_Work to do_
Locate the word "interleaver" in the material, then show every line that holds it.

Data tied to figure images
↓↓↓

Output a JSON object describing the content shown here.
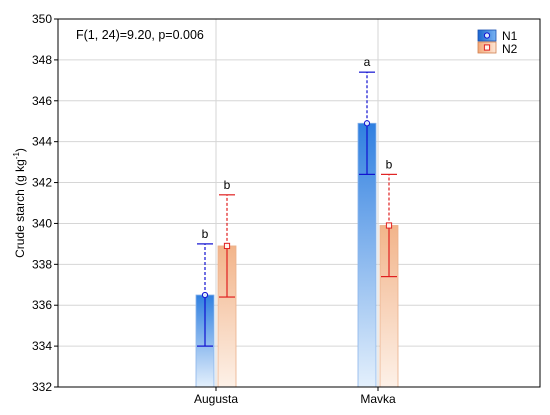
{
  "chart_data": {
    "type": "bar",
    "annotation": "F(1, 24)=9.20, p=0.006",
    "ylabel": "Crude starch (g kg",
    "ylabel_sup": "-1",
    "ylabel_close": ")",
    "ylim": [
      332,
      350
    ],
    "yticks": [
      332,
      334,
      336,
      338,
      340,
      342,
      344,
      346,
      348,
      350
    ],
    "categories": [
      "Augusta",
      "Mavka"
    ],
    "grid": true,
    "legend_position": "top-right",
    "series": [
      {
        "name": "N1",
        "color": "#2f7fe0",
        "line_color": "#1010d0",
        "marker": "circle",
        "values": [
          336.5,
          344.9
        ],
        "error_low": [
          334.0,
          342.4
        ],
        "error_high": [
          339.0,
          347.4
        ],
        "letters": [
          "b",
          "a"
        ]
      },
      {
        "name": "N2",
        "color": "#f0a070",
        "line_color": "#e02020",
        "marker": "square",
        "values": [
          338.9,
          339.9
        ],
        "error_low": [
          336.4,
          337.4
        ],
        "error_high": [
          341.4,
          342.4
        ],
        "letters": [
          "b",
          "b"
        ]
      }
    ]
  }
}
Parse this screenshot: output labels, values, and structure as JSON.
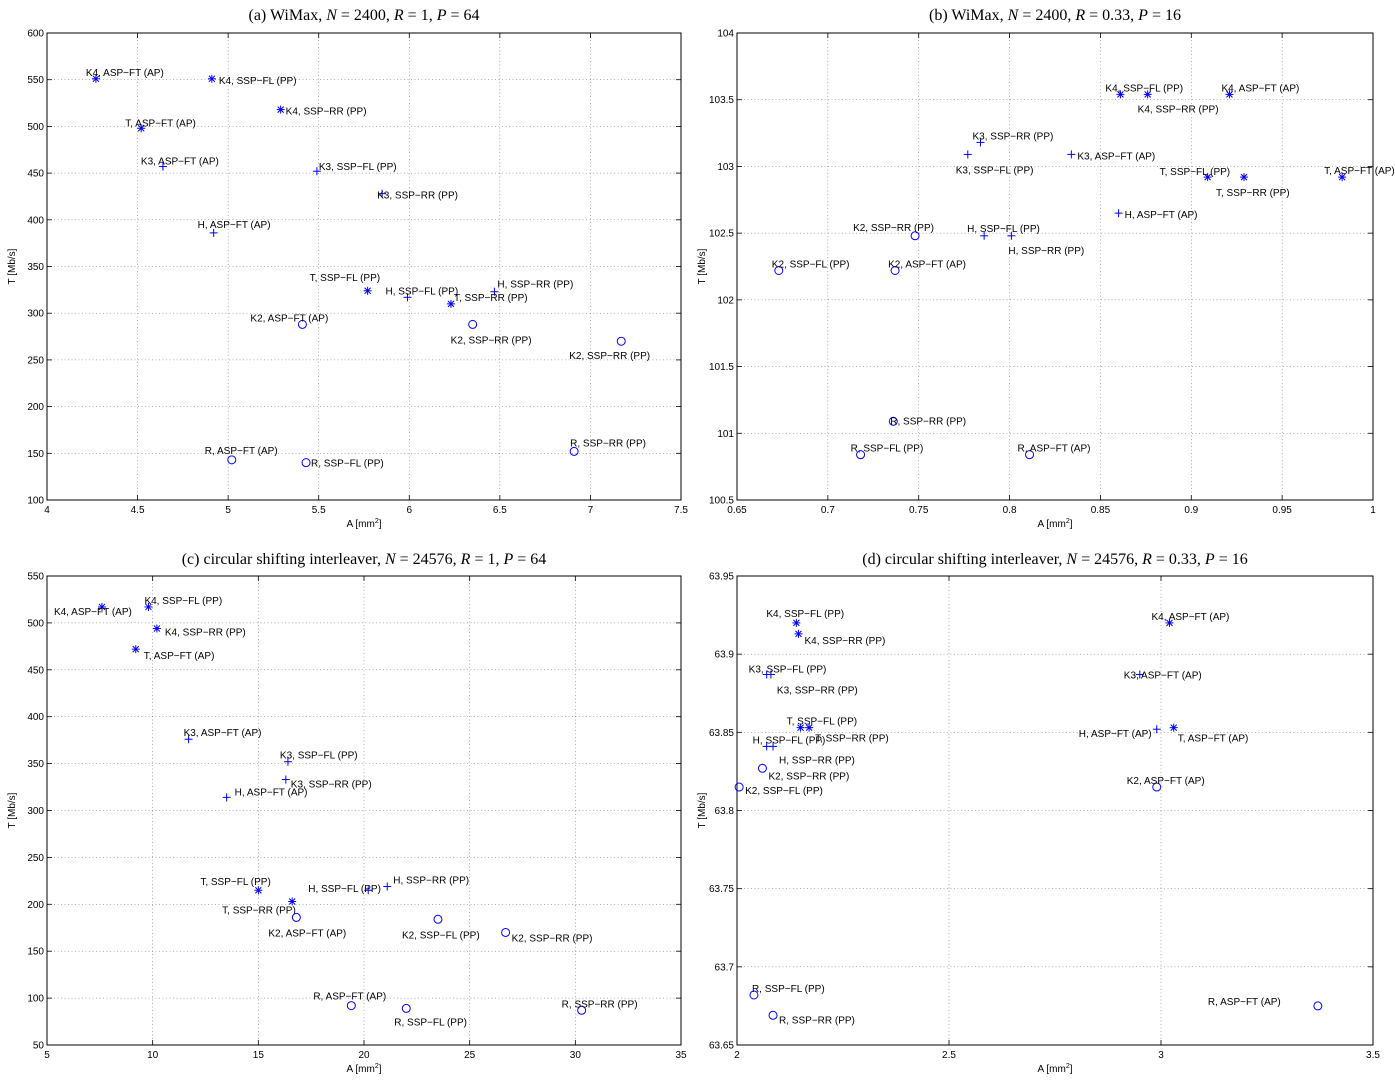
{
  "marker_color": "#0000ff",
  "chart_data": [
    {
      "type": "scatter",
      "title": "(a) WiMax, N = 2400, R = 1, P = 64",
      "xlabel": "A [mm²]",
      "ylabel": "T [Mb/s]",
      "xlim": [
        4,
        7.5
      ],
      "ylim": [
        100,
        600
      ],
      "xticks": [
        "4",
        "4.5",
        "5",
        "5.5",
        "6",
        "6.5",
        "7",
        "7.5"
      ],
      "yticks": [
        "100",
        "150",
        "200",
        "250",
        "300",
        "350",
        "400",
        "450",
        "500",
        "550",
        "600"
      ],
      "grid": true,
      "points": [
        {
          "label": "K4, ASP−FT (AP)",
          "x": 4.27,
          "y": 551,
          "marker": "star"
        },
        {
          "label": "K4, SSP−FL (PP)",
          "x": 4.91,
          "y": 551,
          "marker": "star"
        },
        {
          "label": "K4, SSP−RR (PP)",
          "x": 5.29,
          "y": 518,
          "marker": "star"
        },
        {
          "label": "T, ASP−FT (AP)",
          "x": 4.52,
          "y": 498,
          "marker": "star"
        },
        {
          "label": "K3, ASP−FT (AP)",
          "x": 4.64,
          "y": 457,
          "marker": "plus"
        },
        {
          "label": "K3, SSP−FL (PP)",
          "x": 5.49,
          "y": 452,
          "marker": "plus"
        },
        {
          "label": "K3, SSP−RR (PP)",
          "x": 5.85,
          "y": 428,
          "marker": "plus"
        },
        {
          "label": "H, ASP−FT (AP)",
          "x": 4.92,
          "y": 386,
          "marker": "plus"
        },
        {
          "label": "T, SSP−FL (PP)",
          "x": 5.77,
          "y": 324,
          "marker": "star"
        },
        {
          "label": "H, SSP−FL (PP)",
          "x": 5.99,
          "y": 317,
          "marker": "plus"
        },
        {
          "label": "H, SSP−RR (PP)",
          "x": 6.47,
          "y": 323,
          "marker": "plus"
        },
        {
          "label": "T, SSP−RR (PP)",
          "x": 6.23,
          "y": 310,
          "marker": "star"
        },
        {
          "label": "K2, ASP−FT (AP)",
          "x": 5.41,
          "y": 288,
          "marker": "circle"
        },
        {
          "label": "K2, SSP−RR (PP)",
          "x": 6.35,
          "y": 288,
          "marker": "circle"
        },
        {
          "label": "K2, SSP−RR (PP)",
          "x": 7.17,
          "y": 270,
          "marker": "circle"
        },
        {
          "label": "R, ASP−FT (AP)",
          "x": 5.02,
          "y": 143,
          "marker": "circle"
        },
        {
          "label": "R, SSP−FL (PP)",
          "x": 5.43,
          "y": 140,
          "marker": "circle"
        },
        {
          "label": "R, SSP−RR (PP)",
          "x": 6.91,
          "y": 152,
          "marker": "circle"
        }
      ]
    },
    {
      "type": "scatter",
      "title": "(b) WiMax, N = 2400, R = 0.33, P = 16",
      "xlabel": "A [mm²]",
      "ylabel": "T [Mb/s]",
      "xlim": [
        0.65,
        1
      ],
      "ylim": [
        100.5,
        104
      ],
      "xticks": [
        "0.65",
        "0.7",
        "0.75",
        "0.8",
        "0.85",
        "0.9",
        "0.95",
        "1"
      ],
      "yticks": [
        "100.5",
        "101",
        "101.5",
        "102",
        "102.5",
        "103",
        "103.5",
        "104"
      ],
      "grid": true,
      "points": [
        {
          "label": "K4, SSP−FL (PP)",
          "x": 0.861,
          "y": 103.54,
          "marker": "star"
        },
        {
          "label": "K4, ASP−FT (AP)",
          "x": 0.921,
          "y": 103.54,
          "marker": "star"
        },
        {
          "label": "K4, SSP−RR (PP)",
          "x": 0.876,
          "y": 103.54,
          "marker": "star"
        },
        {
          "label": "K3, SSP−RR (PP)",
          "x": 0.784,
          "y": 103.18,
          "marker": "plus"
        },
        {
          "label": "K3, SSP−FL (PP)",
          "x": 0.777,
          "y": 103.09,
          "marker": "plus"
        },
        {
          "label": "K3, ASP−FT (AP)",
          "x": 0.834,
          "y": 103.09,
          "marker": "plus"
        },
        {
          "label": "T, SSP−FL (PP)",
          "x": 0.909,
          "y": 102.92,
          "marker": "star"
        },
        {
          "label": "T, ASP−FT (AP)",
          "x": 0.983,
          "y": 102.92,
          "marker": "star"
        },
        {
          "label": "T, SSP−RR (PP)",
          "x": 0.929,
          "y": 102.92,
          "marker": "star"
        },
        {
          "label": "H, ASP−FT (AP)",
          "x": 0.86,
          "y": 102.65,
          "marker": "plus"
        },
        {
          "label": "K2, SSP−RR (PP)",
          "x": 0.748,
          "y": 102.48,
          "marker": "circle"
        },
        {
          "label": "H, SSP−FL (PP)",
          "x": 0.786,
          "y": 102.48,
          "marker": "plus"
        },
        {
          "label": "H, SSP−RR (PP)",
          "x": 0.801,
          "y": 102.48,
          "marker": "plus"
        },
        {
          "label": "K2, SSP−FL (PP)",
          "x": 0.673,
          "y": 102.22,
          "marker": "circle"
        },
        {
          "label": "K2, ASP−FT (AP)",
          "x": 0.737,
          "y": 102.22,
          "marker": "circle"
        },
        {
          "label": "R, SSP−RR (PP)",
          "x": 0.736,
          "y": 101.09,
          "marker": "circle"
        },
        {
          "label": "R, SSP−FL (PP)",
          "x": 0.718,
          "y": 100.84,
          "marker": "circle"
        },
        {
          "label": "R, ASP−FT (AP)",
          "x": 0.811,
          "y": 100.84,
          "marker": "circle"
        }
      ]
    },
    {
      "type": "scatter",
      "title": "(c) circular shifting interleaver, N = 24576, R = 1, P = 64",
      "xlabel": "A [mm²]",
      "ylabel": "T [Mb/s]",
      "xlim": [
        5,
        35
      ],
      "ylim": [
        50,
        550
      ],
      "xticks": [
        "5",
        "10",
        "15",
        "20",
        "25",
        "30",
        "35"
      ],
      "yticks": [
        "50",
        "100",
        "150",
        "200",
        "250",
        "300",
        "350",
        "400",
        "450",
        "500",
        "550"
      ],
      "grid": true,
      "points": [
        {
          "label": "K4, ASP−FT (AP)",
          "x": 7.6,
          "y": 517,
          "marker": "star"
        },
        {
          "label": "K4, SSP−FL (PP)",
          "x": 9.8,
          "y": 517,
          "marker": "star"
        },
        {
          "label": "K4, SSP−RR (PP)",
          "x": 10.2,
          "y": 494,
          "marker": "star"
        },
        {
          "label": "T, ASP−FT (AP)",
          "x": 9.2,
          "y": 472,
          "marker": "star"
        },
        {
          "label": "K3, ASP−FT (AP)",
          "x": 11.7,
          "y": 376,
          "marker": "plus"
        },
        {
          "label": "K3, SSP−FL (PP)",
          "x": 16.4,
          "y": 352,
          "marker": "plus"
        },
        {
          "label": "K3, SSP−RR (PP)",
          "x": 16.3,
          "y": 333,
          "marker": "plus"
        },
        {
          "label": "H, ASP−FT (AP)",
          "x": 13.5,
          "y": 314,
          "marker": "plus"
        },
        {
          "label": "T, SSP−FL (PP)",
          "x": 15.0,
          "y": 215,
          "marker": "star"
        },
        {
          "label": "H, SSP−FL (PP)",
          "x": 20.2,
          "y": 215,
          "marker": "plus"
        },
        {
          "label": "H, SSP−RR (PP)",
          "x": 21.1,
          "y": 219,
          "marker": "plus"
        },
        {
          "label": "T, SSP−RR (PP)",
          "x": 16.6,
          "y": 203,
          "marker": "star"
        },
        {
          "label": "K2, ASP−FT (AP)",
          "x": 16.8,
          "y": 186,
          "marker": "circle"
        },
        {
          "label": "K2, SSP−FL (PP)",
          "x": 23.5,
          "y": 184,
          "marker": "circle"
        },
        {
          "label": "K2, SSP−RR (PP)",
          "x": 26.7,
          "y": 170,
          "marker": "circle"
        },
        {
          "label": "R, ASP−FT (AP)",
          "x": 19.4,
          "y": 92,
          "marker": "circle"
        },
        {
          "label": "R, SSP−FL (PP)",
          "x": 22.0,
          "y": 89,
          "marker": "circle"
        },
        {
          "label": "R, SSP−RR (PP)",
          "x": 30.3,
          "y": 87,
          "marker": "circle"
        }
      ]
    },
    {
      "type": "scatter",
      "title": "(d) circular shifting interleaver, N = 24576, R = 0.33, P = 16",
      "xlabel": "A [mm²]",
      "ylabel": "T [Mb/s]",
      "xlim": [
        2,
        3.5
      ],
      "ylim": [
        63.65,
        63.95
      ],
      "xticks": [
        "2",
        "2.5",
        "3",
        "3.5"
      ],
      "yticks": [
        "63.65",
        "63.7",
        "63.75",
        "63.8",
        "63.85",
        "63.9",
        "63.95"
      ],
      "grid": true,
      "points": [
        {
          "label": "K4, SSP−FL (PP)",
          "x": 2.14,
          "y": 63.92,
          "marker": "star"
        },
        {
          "label": "K4, SSP−RR (PP)",
          "x": 2.145,
          "y": 63.913,
          "marker": "star"
        },
        {
          "label": "K4, ASP−FT (AP)",
          "x": 3.02,
          "y": 63.92,
          "marker": "star"
        },
        {
          "label": "K3, SSP−FL (PP)",
          "x": 2.07,
          "y": 63.887,
          "marker": "plus"
        },
        {
          "label": "K3, SSP−RR (PP)",
          "x": 2.08,
          "y": 63.887,
          "marker": "plus"
        },
        {
          "label": "K3, ASP−FT (AP)",
          "x": 2.95,
          "y": 63.887,
          "marker": "plus"
        },
        {
          "label": "T, SSP−FL (PP)",
          "x": 2.15,
          "y": 63.853,
          "marker": "star"
        },
        {
          "label": "T, SSP−RR (PP)",
          "x": 2.17,
          "y": 63.853,
          "marker": "star"
        },
        {
          "label": "H, ASP−FT (AP)",
          "x": 2.99,
          "y": 63.852,
          "marker": "plus"
        },
        {
          "label": "T, ASP−FT (AP)",
          "x": 3.03,
          "y": 63.853,
          "marker": "star"
        },
        {
          "label": "H, SSP−FL (PP)",
          "x": 2.07,
          "y": 63.841,
          "marker": "plus"
        },
        {
          "label": "H, SSP−RR (PP)",
          "x": 2.085,
          "y": 63.841,
          "marker": "plus"
        },
        {
          "label": "K2, SSP−RR (PP)",
          "x": 2.06,
          "y": 63.827,
          "marker": "circle"
        },
        {
          "label": "K2, SSP−FL (PP)",
          "x": 2.005,
          "y": 63.815,
          "marker": "circle"
        },
        {
          "label": "K2, ASP−FT (AP)",
          "x": 2.99,
          "y": 63.815,
          "marker": "circle"
        },
        {
          "label": "R, SSP−FL (PP)",
          "x": 2.04,
          "y": 63.682,
          "marker": "circle"
        },
        {
          "label": "R, SSP−RR (PP)",
          "x": 2.085,
          "y": 63.669,
          "marker": "circle"
        },
        {
          "label": "R, ASP−FT (AP)",
          "x": 3.37,
          "y": 63.675,
          "marker": "circle"
        }
      ]
    }
  ]
}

↑↑↑

_Task response_
      "title": "(c) circular shifting interleaver, N = 24576, R = 1, P = 64",
      "title": "(d) circular shifting interleaver, N = 24576, R = 0.33, P = 16",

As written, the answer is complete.